### Goal
Find each line with the word "desired" and copy it.

### Material provided

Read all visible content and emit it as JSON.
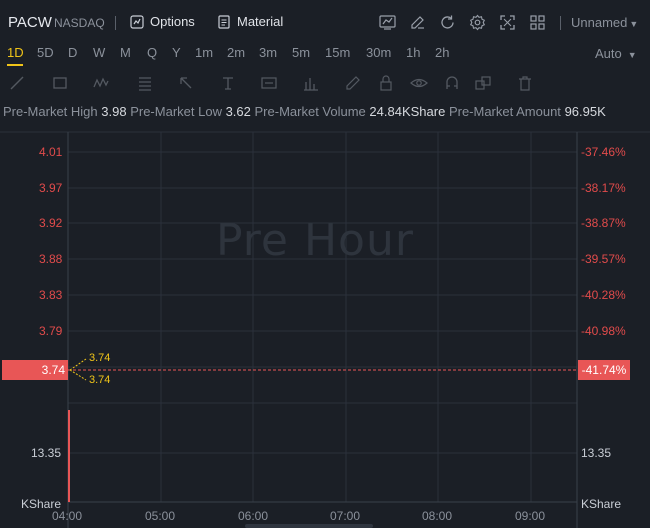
{
  "header": {
    "symbol": "PACW",
    "exchange": "NASDAQ",
    "options_label": "Options",
    "material_label": "Material",
    "layout_name": "Unnamed"
  },
  "periods": [
    "1D",
    "5D",
    "D",
    "W",
    "M",
    "Q",
    "Y",
    "1m",
    "2m",
    "3m",
    "5m",
    "15m",
    "30m",
    "1h",
    "2h"
  ],
  "active_period": "1D",
  "scale_mode": "Auto",
  "info": {
    "high_label": "Pre-Market High",
    "high_value": "3.98",
    "low_label": "Pre-Market Low",
    "low_value": "3.62",
    "volume_label": "Pre-Market Volume",
    "volume_value": "24.84KShare",
    "amount_label": "Pre-Market Amount",
    "amount_value": "96.95K"
  },
  "chart": {
    "watermark": "Pre Hour",
    "y_left": [
      "4.01",
      "3.97",
      "3.92",
      "3.88",
      "3.83",
      "3.79"
    ],
    "y_right": [
      "-37.46%",
      "-38.17%",
      "-38.87%",
      "-39.57%",
      "-40.28%",
      "-40.98%"
    ],
    "current_price": "3.74",
    "current_change": "-41.74%",
    "tick_high": "3.74",
    "tick_low": "3.74",
    "volume_max": "13.35",
    "volume_unit": "KShare",
    "x_labels": [
      "04:00",
      "05:00",
      "06:00",
      "07:00",
      "08:00",
      "09:00"
    ]
  },
  "colors": {
    "background": "#1b1f26",
    "grid": "#2b313b",
    "down": "#e85656",
    "accent": "#f0c419"
  }
}
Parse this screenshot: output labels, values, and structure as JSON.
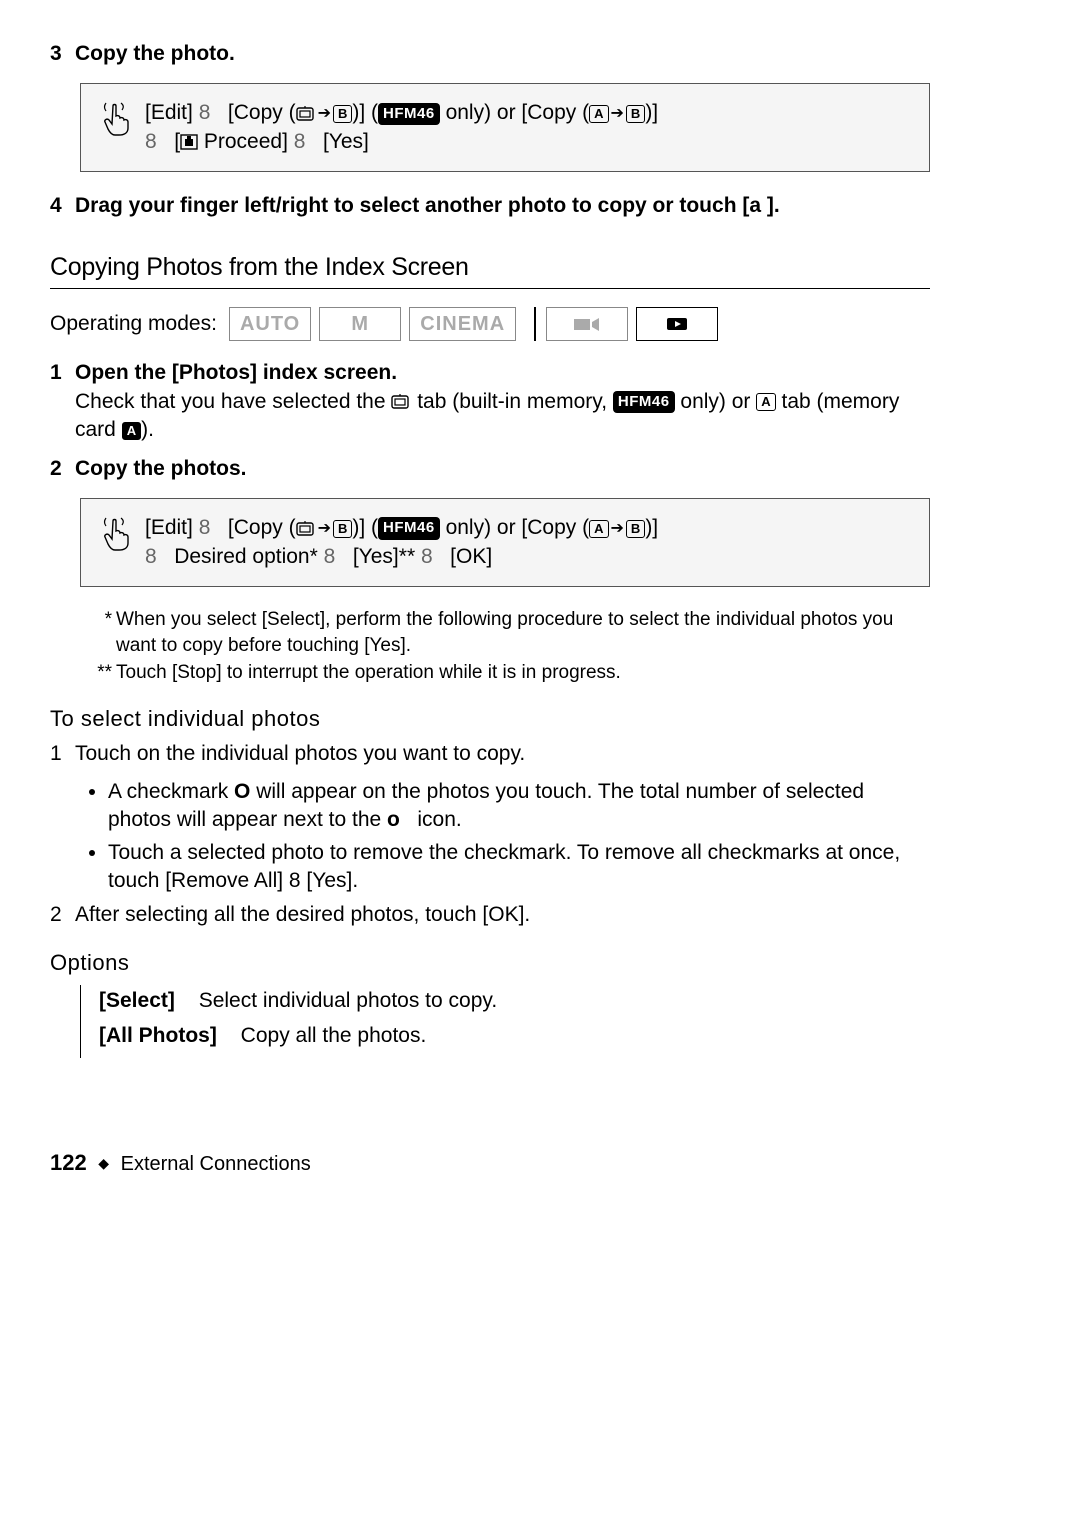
{
  "step3": {
    "num": "3",
    "title": "Copy the photo."
  },
  "box1": {
    "edit": "[Edit]",
    "sep": "8",
    "copy_pre": "[Copy (",
    "copy_post": ")]",
    "model": "HFM46",
    "only": " only) or [Copy (",
    "a": "A",
    "b": "B",
    "close": ")]",
    "proceed": " Proceed]",
    "yes": "[Yes]"
  },
  "step4": {
    "num": "4",
    "text": "Drag your finger left/right to select another photo to copy or touch [a   ]."
  },
  "section2": "Copying Photos from the Index Screen",
  "opmodes_label": "Operating modes:",
  "modes": {
    "auto": "AUTO",
    "m": "M",
    "cinema": "CINEMA"
  },
  "s2_step1": {
    "num": "1",
    "title": "Open the [Photos] index screen.",
    "desc_a": "Check that you have selected the ",
    "desc_b": " tab (built-in memory, ",
    "model": "HFM46",
    "desc_c": " only) or ",
    "desc_d": " tab (memory card ",
    "desc_e": ")."
  },
  "s2_step2": {
    "num": "2",
    "title": "Copy the photos."
  },
  "box2": {
    "desired": "Desired option*",
    "yes2": "[Yes]**",
    "ok": "[OK]"
  },
  "fn1": "When you select [Select], perform the following procedure to select the individual photos you want to copy before touching [Yes].",
  "fn2": "Touch [Stop] to interrupt the operation while it is in progress.",
  "mini_head": "To select individual photos",
  "sel_step1": {
    "num": "1",
    "text": "Touch on the individual photos you want to copy."
  },
  "sel_b1a": "A checkmark ",
  "sel_b1b": " will appear on the photos you touch. The total number of selected photos will appear next to the ",
  "sel_b1c": " icon.",
  "sel_b2": "Touch a selected photo to remove the checkmark. To remove all checkmarks at once, touch [Remove All] 8   [Yes].",
  "sel_step2": {
    "num": "2",
    "text": "After selecting all the desired photos, touch [OK]."
  },
  "options_head": "Options",
  "opt_select_label": "[Select]",
  "opt_select_desc": "Select individual photos to copy.",
  "opt_all_label": "[All Photos]",
  "opt_all_desc": "Copy all the photos.",
  "footer": {
    "page": "122",
    "section": "External Connections"
  }
}
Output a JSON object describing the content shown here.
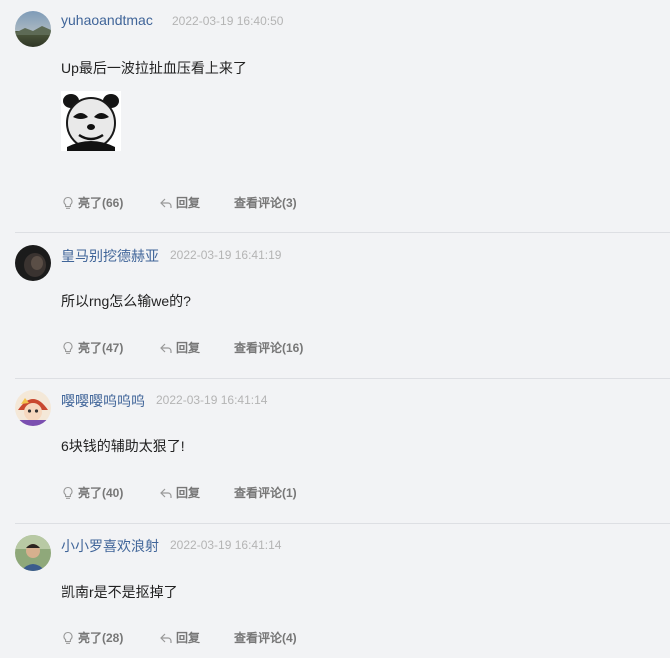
{
  "comments": [
    {
      "username": "yuhaoandtmac",
      "timestamp": "2022-03-19 16:40:50",
      "content": "Up最后一波拉扯血压看上来了",
      "has_sticker": true,
      "like_label": "亮了(66)",
      "reply_label": "回复",
      "view_label": "查看评论(3)"
    },
    {
      "username": "皇马别挖德赫亚",
      "timestamp": "2022-03-19 16:41:19",
      "content": "所以rng怎么输we的?",
      "like_label": "亮了(47)",
      "reply_label": "回复",
      "view_label": "查看评论(16)"
    },
    {
      "username": "嘤嘤嘤呜呜呜",
      "timestamp": "2022-03-19 16:41:14",
      "content": "6块钱的辅助太狠了!",
      "like_label": "亮了(40)",
      "reply_label": "回复",
      "view_label": "查看评论(1)"
    },
    {
      "username": "小小罗喜欢浪射",
      "timestamp": "2022-03-19 16:41:14",
      "content": "凯南r是不是抠掉了",
      "like_label": "亮了(28)",
      "reply_label": "回复",
      "view_label": "查看评论(4)"
    }
  ],
  "colors": {
    "background": "#f2f3f5",
    "username": "#406599",
    "timestamp": "#b4b4b4",
    "action": "#777777",
    "divider": "#dddfe3"
  },
  "icons": {
    "like": "lightbulb-icon",
    "reply": "reply-arrow-icon"
  }
}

### Answer to this exercise
    "desired": "Desired option*",
    "text": "After selecting all the desired photos, touch [OK]."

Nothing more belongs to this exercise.